- EXERCISE DIRECTIONS
Please find all lines in the data that hold the string "музей" and copy them.

──────── AVAILABLE DATA ────────

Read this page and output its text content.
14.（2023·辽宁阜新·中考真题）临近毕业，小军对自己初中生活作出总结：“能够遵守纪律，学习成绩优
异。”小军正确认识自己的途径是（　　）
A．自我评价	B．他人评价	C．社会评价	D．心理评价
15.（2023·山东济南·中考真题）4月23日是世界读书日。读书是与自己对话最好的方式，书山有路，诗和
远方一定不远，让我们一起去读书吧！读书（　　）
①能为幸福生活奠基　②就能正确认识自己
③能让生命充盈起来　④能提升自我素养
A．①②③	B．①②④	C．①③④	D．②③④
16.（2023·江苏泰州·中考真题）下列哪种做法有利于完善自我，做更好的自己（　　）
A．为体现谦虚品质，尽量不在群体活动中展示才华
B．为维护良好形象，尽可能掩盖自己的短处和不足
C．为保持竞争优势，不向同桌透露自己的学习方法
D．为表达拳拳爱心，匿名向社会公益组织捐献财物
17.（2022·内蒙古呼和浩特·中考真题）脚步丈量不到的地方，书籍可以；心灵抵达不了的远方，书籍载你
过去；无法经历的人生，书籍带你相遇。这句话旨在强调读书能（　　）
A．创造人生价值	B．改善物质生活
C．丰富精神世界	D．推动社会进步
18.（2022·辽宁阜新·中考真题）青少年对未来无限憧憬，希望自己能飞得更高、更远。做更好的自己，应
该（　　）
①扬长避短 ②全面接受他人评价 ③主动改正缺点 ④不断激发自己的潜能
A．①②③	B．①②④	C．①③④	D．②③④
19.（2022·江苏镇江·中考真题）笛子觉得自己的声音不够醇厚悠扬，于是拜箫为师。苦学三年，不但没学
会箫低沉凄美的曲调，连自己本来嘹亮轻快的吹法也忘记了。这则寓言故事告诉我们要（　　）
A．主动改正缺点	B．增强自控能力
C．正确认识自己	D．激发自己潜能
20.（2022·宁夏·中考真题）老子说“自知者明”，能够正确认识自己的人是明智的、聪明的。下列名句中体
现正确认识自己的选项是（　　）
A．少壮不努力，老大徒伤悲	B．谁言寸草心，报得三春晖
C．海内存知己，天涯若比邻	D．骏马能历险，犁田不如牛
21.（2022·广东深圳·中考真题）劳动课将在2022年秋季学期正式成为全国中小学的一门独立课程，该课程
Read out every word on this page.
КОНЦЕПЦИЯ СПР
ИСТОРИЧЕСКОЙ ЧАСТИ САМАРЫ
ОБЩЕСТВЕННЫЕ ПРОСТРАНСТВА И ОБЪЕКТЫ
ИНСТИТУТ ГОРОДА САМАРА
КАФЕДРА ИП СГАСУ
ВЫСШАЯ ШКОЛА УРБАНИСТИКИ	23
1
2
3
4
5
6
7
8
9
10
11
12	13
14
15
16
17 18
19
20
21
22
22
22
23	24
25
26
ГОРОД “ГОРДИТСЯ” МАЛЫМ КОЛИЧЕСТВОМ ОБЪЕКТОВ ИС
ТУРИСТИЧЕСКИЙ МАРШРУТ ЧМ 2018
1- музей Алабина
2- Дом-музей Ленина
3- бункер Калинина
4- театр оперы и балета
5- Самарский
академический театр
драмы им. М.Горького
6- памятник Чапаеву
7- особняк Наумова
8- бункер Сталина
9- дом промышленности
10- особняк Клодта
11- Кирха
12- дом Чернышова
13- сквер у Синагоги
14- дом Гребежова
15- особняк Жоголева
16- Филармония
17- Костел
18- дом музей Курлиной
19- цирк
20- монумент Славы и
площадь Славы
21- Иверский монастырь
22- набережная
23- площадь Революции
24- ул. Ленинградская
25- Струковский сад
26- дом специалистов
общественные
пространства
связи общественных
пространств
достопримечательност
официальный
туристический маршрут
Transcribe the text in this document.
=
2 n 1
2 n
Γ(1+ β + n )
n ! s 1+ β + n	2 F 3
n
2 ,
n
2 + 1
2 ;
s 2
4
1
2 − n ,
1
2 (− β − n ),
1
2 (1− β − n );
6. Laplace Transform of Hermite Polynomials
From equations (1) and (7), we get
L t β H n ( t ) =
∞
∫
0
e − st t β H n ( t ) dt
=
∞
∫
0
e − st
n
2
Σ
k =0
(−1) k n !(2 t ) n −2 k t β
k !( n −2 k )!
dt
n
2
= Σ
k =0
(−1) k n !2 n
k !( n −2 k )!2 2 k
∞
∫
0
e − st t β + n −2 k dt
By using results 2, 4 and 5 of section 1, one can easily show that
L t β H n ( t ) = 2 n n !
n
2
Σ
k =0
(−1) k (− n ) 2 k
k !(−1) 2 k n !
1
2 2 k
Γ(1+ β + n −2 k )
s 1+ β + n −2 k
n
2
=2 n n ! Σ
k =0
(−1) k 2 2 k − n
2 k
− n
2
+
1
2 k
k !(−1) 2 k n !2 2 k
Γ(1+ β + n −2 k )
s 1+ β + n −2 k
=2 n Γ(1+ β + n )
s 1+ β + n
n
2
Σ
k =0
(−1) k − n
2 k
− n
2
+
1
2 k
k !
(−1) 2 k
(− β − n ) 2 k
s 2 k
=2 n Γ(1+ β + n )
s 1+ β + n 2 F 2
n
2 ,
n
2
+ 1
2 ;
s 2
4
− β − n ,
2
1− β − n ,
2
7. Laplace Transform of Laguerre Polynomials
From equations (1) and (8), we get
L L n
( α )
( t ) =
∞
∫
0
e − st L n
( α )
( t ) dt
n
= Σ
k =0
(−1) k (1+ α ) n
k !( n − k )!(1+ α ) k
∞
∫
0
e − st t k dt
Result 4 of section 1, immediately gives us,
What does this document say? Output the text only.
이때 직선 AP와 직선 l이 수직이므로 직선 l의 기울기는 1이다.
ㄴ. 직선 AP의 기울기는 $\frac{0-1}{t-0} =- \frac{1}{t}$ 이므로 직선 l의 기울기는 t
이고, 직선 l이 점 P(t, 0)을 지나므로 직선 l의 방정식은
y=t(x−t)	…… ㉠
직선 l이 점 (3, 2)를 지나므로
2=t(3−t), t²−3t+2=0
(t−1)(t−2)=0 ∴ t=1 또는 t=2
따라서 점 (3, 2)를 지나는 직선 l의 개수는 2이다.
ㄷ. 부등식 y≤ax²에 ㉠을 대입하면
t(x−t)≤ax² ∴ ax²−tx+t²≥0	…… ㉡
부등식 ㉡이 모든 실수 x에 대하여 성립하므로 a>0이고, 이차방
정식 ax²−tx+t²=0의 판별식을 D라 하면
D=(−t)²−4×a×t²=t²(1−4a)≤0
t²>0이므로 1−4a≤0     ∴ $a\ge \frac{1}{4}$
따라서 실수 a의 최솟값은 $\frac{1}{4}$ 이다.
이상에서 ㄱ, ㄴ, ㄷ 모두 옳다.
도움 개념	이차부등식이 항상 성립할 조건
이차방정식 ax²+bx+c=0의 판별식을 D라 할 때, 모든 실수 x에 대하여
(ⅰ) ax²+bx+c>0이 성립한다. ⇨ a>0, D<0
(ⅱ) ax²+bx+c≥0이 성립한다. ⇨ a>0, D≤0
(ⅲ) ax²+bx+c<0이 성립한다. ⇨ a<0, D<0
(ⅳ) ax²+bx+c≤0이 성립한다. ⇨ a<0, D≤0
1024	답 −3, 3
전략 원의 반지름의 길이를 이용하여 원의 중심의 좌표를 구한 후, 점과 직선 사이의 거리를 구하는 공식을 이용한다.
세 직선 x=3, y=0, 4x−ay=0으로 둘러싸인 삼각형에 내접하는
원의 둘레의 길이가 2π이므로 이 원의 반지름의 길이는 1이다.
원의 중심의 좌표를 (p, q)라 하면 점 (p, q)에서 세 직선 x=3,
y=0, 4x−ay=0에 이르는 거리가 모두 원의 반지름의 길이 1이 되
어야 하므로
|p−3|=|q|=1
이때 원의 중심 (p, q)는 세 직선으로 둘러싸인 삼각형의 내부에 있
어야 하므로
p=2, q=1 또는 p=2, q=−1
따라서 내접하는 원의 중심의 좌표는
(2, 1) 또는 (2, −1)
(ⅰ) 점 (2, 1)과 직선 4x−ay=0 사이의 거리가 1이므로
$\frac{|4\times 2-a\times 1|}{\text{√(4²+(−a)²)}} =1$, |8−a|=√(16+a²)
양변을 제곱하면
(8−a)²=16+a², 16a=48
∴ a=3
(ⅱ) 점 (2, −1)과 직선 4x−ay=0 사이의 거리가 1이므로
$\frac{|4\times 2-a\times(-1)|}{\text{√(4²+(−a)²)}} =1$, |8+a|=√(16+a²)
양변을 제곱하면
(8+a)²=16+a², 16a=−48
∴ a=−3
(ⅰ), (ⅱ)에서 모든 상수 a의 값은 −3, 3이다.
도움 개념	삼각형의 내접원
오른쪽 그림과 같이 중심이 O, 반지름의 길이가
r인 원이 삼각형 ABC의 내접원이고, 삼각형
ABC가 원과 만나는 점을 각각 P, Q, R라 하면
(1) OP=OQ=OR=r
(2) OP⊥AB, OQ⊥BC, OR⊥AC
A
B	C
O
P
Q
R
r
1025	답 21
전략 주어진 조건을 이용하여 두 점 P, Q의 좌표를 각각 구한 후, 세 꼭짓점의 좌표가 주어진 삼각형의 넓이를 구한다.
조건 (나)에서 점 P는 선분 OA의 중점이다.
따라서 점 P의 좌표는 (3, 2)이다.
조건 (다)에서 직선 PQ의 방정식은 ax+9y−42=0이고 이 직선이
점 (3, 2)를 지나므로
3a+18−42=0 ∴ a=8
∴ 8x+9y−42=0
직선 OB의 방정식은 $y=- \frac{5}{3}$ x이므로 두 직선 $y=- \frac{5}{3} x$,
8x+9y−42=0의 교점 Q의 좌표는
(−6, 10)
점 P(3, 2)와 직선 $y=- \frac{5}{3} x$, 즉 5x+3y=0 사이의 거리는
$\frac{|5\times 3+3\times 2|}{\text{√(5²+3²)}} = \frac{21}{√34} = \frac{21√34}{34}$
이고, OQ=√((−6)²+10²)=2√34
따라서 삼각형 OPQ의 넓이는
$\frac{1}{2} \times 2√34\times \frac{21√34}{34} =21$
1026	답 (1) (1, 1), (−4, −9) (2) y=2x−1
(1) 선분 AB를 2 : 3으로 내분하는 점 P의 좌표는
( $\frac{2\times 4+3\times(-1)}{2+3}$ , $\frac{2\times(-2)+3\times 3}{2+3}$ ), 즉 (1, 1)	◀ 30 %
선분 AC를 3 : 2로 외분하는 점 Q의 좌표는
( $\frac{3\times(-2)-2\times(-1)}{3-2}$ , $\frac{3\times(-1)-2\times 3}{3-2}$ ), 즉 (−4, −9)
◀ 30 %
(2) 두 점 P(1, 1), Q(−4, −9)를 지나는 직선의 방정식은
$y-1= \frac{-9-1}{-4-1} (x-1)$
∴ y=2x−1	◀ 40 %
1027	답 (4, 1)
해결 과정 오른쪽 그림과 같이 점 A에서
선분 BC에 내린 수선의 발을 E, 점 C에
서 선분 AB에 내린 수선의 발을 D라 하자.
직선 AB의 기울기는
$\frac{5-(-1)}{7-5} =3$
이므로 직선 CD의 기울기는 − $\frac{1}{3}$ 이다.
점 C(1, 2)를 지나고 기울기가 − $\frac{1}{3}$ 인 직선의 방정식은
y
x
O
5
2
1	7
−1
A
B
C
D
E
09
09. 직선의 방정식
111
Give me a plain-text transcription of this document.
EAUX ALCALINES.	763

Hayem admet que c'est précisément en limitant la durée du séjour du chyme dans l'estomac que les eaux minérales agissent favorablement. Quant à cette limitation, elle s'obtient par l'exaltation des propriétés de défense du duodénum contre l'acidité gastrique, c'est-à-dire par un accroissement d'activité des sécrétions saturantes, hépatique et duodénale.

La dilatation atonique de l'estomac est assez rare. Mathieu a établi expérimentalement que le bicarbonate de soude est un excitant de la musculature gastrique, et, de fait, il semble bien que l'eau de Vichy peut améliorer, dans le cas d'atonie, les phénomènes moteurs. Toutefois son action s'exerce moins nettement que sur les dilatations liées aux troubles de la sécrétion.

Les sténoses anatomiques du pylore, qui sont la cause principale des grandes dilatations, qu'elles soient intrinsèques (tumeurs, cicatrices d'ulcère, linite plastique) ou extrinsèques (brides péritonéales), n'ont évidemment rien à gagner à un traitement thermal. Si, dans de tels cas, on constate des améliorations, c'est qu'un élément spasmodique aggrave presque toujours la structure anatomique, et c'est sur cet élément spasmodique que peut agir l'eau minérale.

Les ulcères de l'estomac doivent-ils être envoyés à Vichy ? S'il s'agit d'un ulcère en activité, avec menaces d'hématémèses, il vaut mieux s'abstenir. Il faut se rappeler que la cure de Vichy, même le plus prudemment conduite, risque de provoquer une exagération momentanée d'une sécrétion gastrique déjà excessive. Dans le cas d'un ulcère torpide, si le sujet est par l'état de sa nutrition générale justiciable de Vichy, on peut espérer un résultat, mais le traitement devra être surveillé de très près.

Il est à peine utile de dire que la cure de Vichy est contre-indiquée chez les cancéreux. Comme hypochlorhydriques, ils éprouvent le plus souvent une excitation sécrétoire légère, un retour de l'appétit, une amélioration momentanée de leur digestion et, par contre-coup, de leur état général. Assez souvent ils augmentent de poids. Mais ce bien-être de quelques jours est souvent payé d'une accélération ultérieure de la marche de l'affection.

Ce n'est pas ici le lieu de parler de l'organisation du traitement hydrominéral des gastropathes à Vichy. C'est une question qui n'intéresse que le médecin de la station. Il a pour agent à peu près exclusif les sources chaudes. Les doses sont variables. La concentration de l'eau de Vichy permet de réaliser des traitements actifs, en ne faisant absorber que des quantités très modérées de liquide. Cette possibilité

────────

- THE RESULT
1- музей Алабина
2- Дом-музей Ленина
18- дом музей Курлиной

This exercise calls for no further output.